-- Start --
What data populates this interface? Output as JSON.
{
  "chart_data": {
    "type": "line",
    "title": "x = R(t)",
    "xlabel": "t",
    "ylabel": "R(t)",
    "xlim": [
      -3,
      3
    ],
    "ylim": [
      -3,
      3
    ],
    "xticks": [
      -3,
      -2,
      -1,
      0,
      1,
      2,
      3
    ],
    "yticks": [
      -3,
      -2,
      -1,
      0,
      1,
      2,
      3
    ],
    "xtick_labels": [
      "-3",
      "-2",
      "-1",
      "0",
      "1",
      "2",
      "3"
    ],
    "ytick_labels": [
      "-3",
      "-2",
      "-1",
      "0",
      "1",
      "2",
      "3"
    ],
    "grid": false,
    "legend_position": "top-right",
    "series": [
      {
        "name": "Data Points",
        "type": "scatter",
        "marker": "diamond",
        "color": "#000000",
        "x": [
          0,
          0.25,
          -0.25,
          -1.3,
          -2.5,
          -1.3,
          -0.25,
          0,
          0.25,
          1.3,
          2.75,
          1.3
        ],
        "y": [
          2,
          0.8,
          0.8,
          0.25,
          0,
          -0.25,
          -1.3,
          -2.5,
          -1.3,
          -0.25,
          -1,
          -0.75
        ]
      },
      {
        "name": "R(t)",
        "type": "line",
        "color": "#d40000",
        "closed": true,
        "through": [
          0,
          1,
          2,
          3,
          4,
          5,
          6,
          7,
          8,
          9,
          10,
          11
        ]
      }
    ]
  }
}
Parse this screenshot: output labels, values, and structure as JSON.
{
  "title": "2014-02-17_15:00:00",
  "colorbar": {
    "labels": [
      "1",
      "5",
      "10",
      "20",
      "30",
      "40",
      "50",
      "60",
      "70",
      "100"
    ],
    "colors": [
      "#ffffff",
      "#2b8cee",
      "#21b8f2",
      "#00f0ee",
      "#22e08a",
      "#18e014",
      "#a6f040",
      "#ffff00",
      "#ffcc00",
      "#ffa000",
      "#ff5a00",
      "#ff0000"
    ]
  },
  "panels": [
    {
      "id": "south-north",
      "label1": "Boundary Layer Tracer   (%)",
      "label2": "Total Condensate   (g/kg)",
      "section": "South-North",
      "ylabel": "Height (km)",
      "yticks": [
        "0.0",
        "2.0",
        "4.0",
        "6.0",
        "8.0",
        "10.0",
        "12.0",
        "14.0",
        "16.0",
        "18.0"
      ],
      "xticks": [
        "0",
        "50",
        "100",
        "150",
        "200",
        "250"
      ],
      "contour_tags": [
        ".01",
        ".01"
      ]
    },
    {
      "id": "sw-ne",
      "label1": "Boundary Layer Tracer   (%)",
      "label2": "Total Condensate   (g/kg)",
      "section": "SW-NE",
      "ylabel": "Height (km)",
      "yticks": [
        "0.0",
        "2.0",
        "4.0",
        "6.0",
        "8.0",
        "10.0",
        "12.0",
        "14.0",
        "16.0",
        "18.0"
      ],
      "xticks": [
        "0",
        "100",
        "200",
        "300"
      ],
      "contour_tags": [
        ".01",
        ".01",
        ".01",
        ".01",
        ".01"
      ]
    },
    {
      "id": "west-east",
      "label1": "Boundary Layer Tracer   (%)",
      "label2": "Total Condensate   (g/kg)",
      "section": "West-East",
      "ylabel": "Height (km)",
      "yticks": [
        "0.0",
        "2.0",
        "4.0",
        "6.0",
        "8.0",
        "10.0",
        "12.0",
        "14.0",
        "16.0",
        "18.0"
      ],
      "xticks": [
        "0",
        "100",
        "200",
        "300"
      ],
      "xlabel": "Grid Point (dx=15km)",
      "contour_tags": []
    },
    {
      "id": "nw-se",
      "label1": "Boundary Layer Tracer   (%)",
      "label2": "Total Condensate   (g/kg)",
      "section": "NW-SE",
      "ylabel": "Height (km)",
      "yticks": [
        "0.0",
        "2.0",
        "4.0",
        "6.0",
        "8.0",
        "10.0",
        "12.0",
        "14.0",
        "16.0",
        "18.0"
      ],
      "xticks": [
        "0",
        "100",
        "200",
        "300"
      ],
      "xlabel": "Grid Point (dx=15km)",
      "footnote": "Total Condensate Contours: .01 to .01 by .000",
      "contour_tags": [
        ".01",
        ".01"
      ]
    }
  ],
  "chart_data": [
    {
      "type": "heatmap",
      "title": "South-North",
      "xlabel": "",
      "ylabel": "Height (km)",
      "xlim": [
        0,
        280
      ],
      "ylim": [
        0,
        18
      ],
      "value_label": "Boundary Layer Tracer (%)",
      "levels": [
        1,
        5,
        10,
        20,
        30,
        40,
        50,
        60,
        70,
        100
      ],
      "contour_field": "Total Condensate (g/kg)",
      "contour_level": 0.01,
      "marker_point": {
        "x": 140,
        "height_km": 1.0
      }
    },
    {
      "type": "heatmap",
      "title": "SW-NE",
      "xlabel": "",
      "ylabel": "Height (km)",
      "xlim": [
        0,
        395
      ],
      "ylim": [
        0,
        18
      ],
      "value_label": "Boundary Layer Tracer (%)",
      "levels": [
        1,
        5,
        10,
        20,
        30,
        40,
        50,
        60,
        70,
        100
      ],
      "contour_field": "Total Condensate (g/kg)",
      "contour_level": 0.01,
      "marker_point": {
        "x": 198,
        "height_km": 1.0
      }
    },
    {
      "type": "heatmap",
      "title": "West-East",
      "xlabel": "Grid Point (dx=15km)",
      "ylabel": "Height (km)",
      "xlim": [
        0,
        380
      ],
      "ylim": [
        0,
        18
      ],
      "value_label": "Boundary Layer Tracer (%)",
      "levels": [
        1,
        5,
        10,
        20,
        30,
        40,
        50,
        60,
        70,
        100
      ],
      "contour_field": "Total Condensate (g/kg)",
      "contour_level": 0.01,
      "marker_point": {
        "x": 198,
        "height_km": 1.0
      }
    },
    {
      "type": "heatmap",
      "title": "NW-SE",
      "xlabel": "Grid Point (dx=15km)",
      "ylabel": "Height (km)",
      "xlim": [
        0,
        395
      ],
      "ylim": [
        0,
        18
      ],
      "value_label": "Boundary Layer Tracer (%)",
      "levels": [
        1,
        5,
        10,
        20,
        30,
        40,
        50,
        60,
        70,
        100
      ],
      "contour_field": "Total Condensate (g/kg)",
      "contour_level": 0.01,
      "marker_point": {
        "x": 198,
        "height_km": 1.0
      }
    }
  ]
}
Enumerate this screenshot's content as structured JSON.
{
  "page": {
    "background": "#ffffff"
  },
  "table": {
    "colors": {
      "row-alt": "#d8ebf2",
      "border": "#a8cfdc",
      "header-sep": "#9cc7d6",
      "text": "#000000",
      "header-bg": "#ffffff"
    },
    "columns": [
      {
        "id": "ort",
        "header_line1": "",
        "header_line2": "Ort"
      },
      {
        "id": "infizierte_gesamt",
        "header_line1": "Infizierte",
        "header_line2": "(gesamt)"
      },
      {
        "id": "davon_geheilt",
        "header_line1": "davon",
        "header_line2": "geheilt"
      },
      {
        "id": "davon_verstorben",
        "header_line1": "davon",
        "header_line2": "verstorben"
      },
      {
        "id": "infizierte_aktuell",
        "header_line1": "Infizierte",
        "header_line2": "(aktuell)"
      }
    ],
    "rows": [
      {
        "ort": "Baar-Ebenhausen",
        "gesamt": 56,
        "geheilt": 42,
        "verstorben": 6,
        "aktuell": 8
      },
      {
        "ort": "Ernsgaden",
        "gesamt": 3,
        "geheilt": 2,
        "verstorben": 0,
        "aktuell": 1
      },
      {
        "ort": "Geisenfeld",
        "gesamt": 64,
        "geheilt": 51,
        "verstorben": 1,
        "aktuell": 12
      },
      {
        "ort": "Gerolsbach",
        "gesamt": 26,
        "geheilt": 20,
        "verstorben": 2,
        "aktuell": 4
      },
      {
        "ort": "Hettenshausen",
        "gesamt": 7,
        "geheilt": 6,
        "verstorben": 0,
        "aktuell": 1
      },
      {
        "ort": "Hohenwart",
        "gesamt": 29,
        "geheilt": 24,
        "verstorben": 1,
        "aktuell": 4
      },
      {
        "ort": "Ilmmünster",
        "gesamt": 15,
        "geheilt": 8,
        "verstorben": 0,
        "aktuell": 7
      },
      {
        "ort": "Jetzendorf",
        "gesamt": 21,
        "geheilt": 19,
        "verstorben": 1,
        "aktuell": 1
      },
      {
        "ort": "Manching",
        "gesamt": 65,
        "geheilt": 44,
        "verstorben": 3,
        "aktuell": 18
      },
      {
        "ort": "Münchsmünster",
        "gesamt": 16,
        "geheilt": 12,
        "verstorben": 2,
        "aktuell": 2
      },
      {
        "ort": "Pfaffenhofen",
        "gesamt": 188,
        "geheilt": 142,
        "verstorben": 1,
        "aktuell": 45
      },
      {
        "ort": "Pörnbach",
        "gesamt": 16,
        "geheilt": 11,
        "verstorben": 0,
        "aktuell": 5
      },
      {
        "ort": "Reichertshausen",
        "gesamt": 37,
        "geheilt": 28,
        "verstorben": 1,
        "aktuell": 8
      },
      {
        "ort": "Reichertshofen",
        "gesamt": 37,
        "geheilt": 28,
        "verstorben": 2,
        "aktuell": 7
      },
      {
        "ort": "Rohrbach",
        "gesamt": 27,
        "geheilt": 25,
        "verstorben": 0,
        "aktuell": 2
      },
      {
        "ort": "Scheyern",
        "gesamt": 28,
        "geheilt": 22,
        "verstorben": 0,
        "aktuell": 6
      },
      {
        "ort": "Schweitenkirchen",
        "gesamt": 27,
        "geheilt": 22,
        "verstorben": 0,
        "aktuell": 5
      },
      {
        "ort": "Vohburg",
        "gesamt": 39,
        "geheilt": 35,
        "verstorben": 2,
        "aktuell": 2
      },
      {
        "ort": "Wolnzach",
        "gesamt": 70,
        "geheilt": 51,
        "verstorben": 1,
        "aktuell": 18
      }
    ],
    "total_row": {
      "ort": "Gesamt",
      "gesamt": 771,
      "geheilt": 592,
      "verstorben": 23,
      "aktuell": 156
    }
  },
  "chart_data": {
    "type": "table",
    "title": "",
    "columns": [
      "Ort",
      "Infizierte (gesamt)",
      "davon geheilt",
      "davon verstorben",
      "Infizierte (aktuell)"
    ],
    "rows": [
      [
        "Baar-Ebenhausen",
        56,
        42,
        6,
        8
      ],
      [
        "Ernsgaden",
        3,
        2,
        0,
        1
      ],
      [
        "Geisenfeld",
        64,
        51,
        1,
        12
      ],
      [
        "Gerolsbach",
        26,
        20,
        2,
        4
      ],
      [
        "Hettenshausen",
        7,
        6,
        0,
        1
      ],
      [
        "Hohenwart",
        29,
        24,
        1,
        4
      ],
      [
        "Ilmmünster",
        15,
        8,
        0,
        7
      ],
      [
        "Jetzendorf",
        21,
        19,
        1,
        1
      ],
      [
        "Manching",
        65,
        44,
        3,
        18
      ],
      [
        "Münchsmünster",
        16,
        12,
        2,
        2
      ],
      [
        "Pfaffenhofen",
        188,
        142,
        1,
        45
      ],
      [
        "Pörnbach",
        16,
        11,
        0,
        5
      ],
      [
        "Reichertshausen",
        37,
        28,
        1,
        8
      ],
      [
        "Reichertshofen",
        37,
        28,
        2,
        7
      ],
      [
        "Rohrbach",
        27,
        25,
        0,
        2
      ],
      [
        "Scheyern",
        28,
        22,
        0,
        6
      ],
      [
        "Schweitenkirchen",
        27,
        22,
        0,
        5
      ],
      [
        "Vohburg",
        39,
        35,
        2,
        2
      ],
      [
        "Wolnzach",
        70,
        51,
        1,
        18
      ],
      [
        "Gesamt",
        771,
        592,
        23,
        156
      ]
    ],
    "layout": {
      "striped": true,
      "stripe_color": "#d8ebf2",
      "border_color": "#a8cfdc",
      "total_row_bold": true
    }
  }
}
-- End --
Stated problem. Copy out every line in the entries above that holds "Baar".

Task response.
        "ort": "Baar-Ebenhausen",
        "Baar-Ebenhausen",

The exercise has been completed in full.